TASK PROMPT » Everything in the data should be repeated exactly, save for the images.

DATA ENTRIES »
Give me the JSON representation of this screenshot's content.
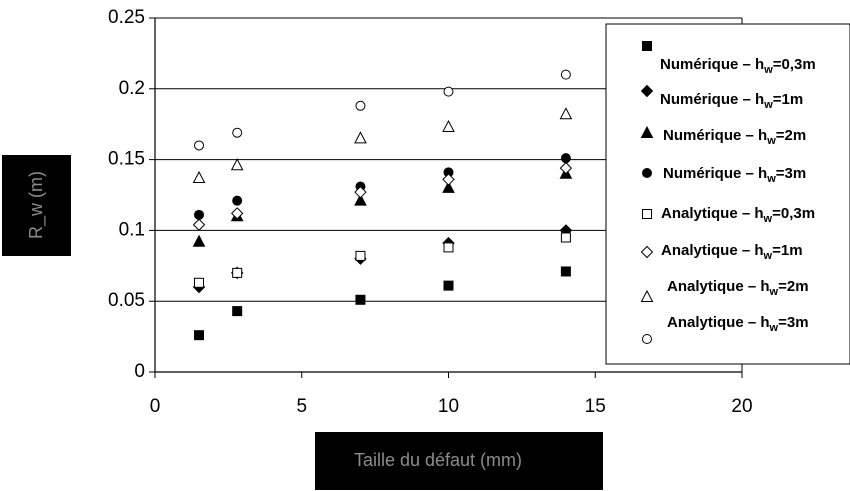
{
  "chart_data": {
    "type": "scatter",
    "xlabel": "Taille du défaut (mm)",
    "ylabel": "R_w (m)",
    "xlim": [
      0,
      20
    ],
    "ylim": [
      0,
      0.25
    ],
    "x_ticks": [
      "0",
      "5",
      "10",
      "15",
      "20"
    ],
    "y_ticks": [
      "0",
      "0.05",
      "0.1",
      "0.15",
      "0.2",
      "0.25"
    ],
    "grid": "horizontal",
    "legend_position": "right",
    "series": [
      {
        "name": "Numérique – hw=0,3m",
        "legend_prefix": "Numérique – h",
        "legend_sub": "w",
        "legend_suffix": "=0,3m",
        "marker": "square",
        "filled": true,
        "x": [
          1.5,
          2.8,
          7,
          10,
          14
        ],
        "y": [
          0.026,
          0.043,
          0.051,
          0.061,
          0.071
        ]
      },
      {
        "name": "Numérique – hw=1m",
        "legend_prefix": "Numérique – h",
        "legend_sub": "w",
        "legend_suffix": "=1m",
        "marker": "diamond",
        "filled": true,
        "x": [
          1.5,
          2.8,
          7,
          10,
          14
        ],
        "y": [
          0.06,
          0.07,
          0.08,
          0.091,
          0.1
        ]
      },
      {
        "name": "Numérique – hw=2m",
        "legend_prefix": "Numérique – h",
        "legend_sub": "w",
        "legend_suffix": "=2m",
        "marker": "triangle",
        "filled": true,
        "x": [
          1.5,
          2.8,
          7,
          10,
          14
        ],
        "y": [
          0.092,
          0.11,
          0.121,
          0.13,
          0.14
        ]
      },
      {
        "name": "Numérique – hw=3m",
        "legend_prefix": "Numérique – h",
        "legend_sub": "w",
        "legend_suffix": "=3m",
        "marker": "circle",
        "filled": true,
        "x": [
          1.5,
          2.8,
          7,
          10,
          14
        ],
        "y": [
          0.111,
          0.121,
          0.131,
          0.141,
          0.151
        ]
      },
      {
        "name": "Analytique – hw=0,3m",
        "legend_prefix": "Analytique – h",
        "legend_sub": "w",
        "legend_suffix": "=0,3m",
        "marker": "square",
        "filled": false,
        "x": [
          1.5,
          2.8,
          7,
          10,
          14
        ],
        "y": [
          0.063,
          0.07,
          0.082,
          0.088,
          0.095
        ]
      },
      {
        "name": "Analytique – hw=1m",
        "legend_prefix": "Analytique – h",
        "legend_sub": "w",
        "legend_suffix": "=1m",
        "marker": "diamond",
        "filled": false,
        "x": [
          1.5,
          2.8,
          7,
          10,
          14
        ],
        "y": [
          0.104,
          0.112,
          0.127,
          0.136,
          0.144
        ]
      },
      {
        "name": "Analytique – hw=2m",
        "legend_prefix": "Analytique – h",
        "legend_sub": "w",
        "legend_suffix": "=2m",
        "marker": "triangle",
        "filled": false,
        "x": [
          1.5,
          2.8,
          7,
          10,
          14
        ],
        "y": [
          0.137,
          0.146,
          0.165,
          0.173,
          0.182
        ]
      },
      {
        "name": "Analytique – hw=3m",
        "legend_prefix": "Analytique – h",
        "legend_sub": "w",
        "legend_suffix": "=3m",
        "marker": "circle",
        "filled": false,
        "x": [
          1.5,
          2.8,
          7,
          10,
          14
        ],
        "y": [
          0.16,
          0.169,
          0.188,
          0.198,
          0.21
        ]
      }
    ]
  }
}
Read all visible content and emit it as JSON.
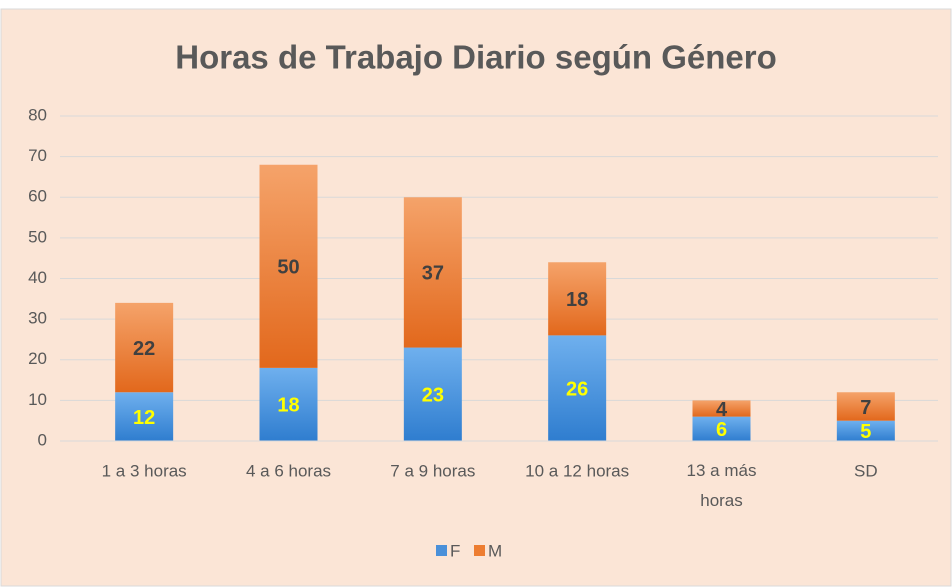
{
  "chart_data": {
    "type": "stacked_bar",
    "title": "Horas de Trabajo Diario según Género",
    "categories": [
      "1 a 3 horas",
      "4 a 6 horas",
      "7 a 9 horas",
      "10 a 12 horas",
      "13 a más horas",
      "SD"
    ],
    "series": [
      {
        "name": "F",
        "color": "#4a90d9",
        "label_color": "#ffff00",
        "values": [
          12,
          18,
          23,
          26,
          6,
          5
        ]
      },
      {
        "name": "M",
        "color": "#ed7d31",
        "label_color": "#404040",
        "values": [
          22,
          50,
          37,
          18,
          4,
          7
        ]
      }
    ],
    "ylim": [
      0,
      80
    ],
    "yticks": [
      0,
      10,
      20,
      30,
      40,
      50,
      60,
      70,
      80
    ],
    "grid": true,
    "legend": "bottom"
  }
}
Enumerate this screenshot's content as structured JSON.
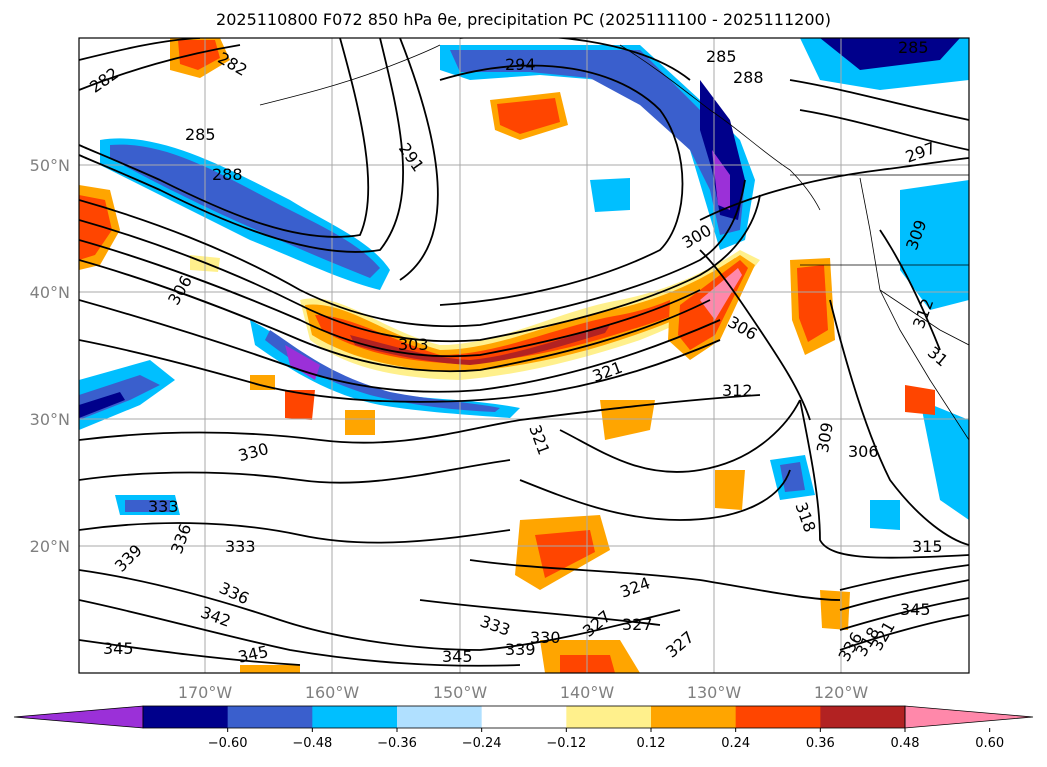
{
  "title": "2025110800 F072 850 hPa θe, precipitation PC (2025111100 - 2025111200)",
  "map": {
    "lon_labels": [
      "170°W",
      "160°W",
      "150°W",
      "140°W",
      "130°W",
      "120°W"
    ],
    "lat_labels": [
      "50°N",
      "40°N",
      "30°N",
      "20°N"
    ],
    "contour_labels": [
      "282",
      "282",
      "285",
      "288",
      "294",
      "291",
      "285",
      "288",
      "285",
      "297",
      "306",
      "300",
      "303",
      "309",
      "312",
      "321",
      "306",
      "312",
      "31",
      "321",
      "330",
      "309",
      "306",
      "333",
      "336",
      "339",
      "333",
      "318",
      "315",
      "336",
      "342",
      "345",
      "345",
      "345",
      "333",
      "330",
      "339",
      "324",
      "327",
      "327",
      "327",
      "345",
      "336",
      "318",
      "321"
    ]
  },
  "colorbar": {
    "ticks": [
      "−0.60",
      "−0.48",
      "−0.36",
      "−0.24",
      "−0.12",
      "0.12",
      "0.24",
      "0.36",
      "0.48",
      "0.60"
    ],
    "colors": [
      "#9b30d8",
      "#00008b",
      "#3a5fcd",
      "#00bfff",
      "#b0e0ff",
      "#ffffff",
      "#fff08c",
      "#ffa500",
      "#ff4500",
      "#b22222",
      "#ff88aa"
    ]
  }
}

OUTPUT FOR THIS EXERCISE »
Give me the JSON representation of this screenshot's content.
{
  "chart_data": {
    "type": "scatter",
    "xlabel": "Taille du défaut (mm)",
    "ylabel": "R_w (m)",
    "xlim": [
      0,
      20
    ],
    "ylim": [
      0,
      0.25
    ],
    "x_ticks": [
      "0",
      "5",
      "10",
      "15",
      "20"
    ],
    "y_ticks": [
      "0",
      "0.05",
      "0.1",
      "0.15",
      "0.2",
      "0.25"
    ],
    "grid": "horizontal",
    "legend_position": "right",
    "series": [
      {
        "name": "Numérique – hw=0,3m",
        "legend_prefix": "Numérique – h",
        "legend_sub": "w",
        "legend_suffix": "=0,3m",
        "marker": "square",
        "filled": true,
        "x": [
          1.5,
          2.8,
          7,
          10,
          14
        ],
        "y": [
          0.026,
          0.043,
          0.051,
          0.061,
          0.071
        ]
      },
      {
        "name": "Numérique – hw=1m",
        "legend_prefix": "Numérique – h",
        "legend_sub": "w",
        "legend_suffix": "=1m",
        "marker": "diamond",
        "filled": true,
        "x": [
          1.5,
          2.8,
          7,
          10,
          14
        ],
        "y": [
          0.06,
          0.07,
          0.08,
          0.091,
          0.1
        ]
      },
      {
        "name": "Numérique – hw=2m",
        "legend_prefix": "Numérique – h",
        "legend_sub": "w",
        "legend_suffix": "=2m",
        "marker": "triangle",
        "filled": true,
        "x": [
          1.5,
          2.8,
          7,
          10,
          14
        ],
        "y": [
          0.092,
          0.11,
          0.121,
          0.13,
          0.14
        ]
      },
      {
        "name": "Numérique – hw=3m",
        "legend_prefix": "Numérique – h",
        "legend_sub": "w",
        "legend_suffix": "=3m",
        "marker": "circle",
        "filled": true,
        "x": [
          1.5,
          2.8,
          7,
          10,
          14
        ],
        "y": [
          0.111,
          0.121,
          0.131,
          0.141,
          0.151
        ]
      },
      {
        "name": "Analytique – hw=0,3m",
        "legend_prefix": "Analytique – h",
        "legend_sub": "w",
        "legend_suffix": "=0,3m",
        "marker": "square",
        "filled": false,
        "x": [
          1.5,
          2.8,
          7,
          10,
          14
        ],
        "y": [
          0.063,
          0.07,
          0.082,
          0.088,
          0.095
        ]
      },
      {
        "name": "Analytique – hw=1m",
        "legend_prefix": "Analytique – h",
        "legend_sub": "w",
        "legend_suffix": "=1m",
        "marker": "diamond",
        "filled": false,
        "x": [
          1.5,
          2.8,
          7,
          10,
          14
        ],
        "y": [
          0.104,
          0.112,
          0.127,
          0.136,
          0.144
        ]
      },
      {
        "name": "Analytique – hw=2m",
        "legend_prefix": "Analytique – h",
        "legend_sub": "w",
        "legend_suffix": "=2m",
        "marker": "triangle",
        "filled": false,
        "x": [
          1.5,
          2.8,
          7,
          10,
          14
        ],
        "y": [
          0.137,
          0.146,
          0.165,
          0.173,
          0.182
        ]
      },
      {
        "name": "Analytique – hw=3m",
        "legend_prefix": "Analytique – h",
        "legend_sub": "w",
        "legend_suffix": "=3m",
        "marker": "circle",
        "filled": false,
        "x": [
          1.5,
          2.8,
          7,
          10,
          14
        ],
        "y": [
          0.16,
          0.169,
          0.188,
          0.198,
          0.21
        ]
      }
    ]
  }
}
Read all visible content and emit it as JSON.
{
  "chart_data": {
    "type": "stacked_bar",
    "title": "Horas de Trabajo Diario según Género",
    "categories": [
      "1 a 3 horas",
      "4 a 6 horas",
      "7 a 9 horas",
      "10 a 12 horas",
      "13 a más horas",
      "SD"
    ],
    "series": [
      {
        "name": "F",
        "color": "#4a90d9",
        "label_color": "#ffff00",
        "values": [
          12,
          18,
          23,
          26,
          6,
          5
        ]
      },
      {
        "name": "M",
        "color": "#ed7d31",
        "label_color": "#404040",
        "values": [
          22,
          50,
          37,
          18,
          4,
          7
        ]
      }
    ],
    "ylim": [
      0,
      80
    ],
    "yticks": [
      0,
      10,
      20,
      30,
      40,
      50,
      60,
      70,
      80
    ],
    "grid": true,
    "legend": "bottom"
  }
}
Enumerate this screenshot's content as structured JSON.
{
  "title": "2025110800 F072 850 hPa θe, precipitation PC (2025111100 - 2025111200)",
  "map": {
    "lon_labels": [
      "170°W",
      "160°W",
      "150°W",
      "140°W",
      "130°W",
      "120°W"
    ],
    "lat_labels": [
      "50°N",
      "40°N",
      "30°N",
      "20°N"
    ],
    "contour_labels": [
      "282",
      "282",
      "285",
      "288",
      "294",
      "291",
      "285",
      "288",
      "285",
      "297",
      "306",
      "300",
      "303",
      "309",
      "312",
      "321",
      "306",
      "312",
      "31",
      "321",
      "330",
      "309",
      "306",
      "333",
      "336",
      "339",
      "333",
      "318",
      "315",
      "336",
      "342",
      "345",
      "345",
      "345",
      "333",
      "330",
      "339",
      "324",
      "327",
      "327",
      "327",
      "345",
      "336",
      "318",
      "321"
    ]
  },
  "colorbar": {
    "ticks": [
      "−0.60",
      "−0.48",
      "−0.36",
      "−0.24",
      "−0.12",
      "0.12",
      "0.24",
      "0.36",
      "0.48",
      "0.60"
    ],
    "colors": [
      "#9b30d8",
      "#00008b",
      "#3a5fcd",
      "#00bfff",
      "#b0e0ff",
      "#ffffff",
      "#fff08c",
      "#ffa500",
      "#ff4500",
      "#b22222",
      "#ff88aa"
    ]
  }
}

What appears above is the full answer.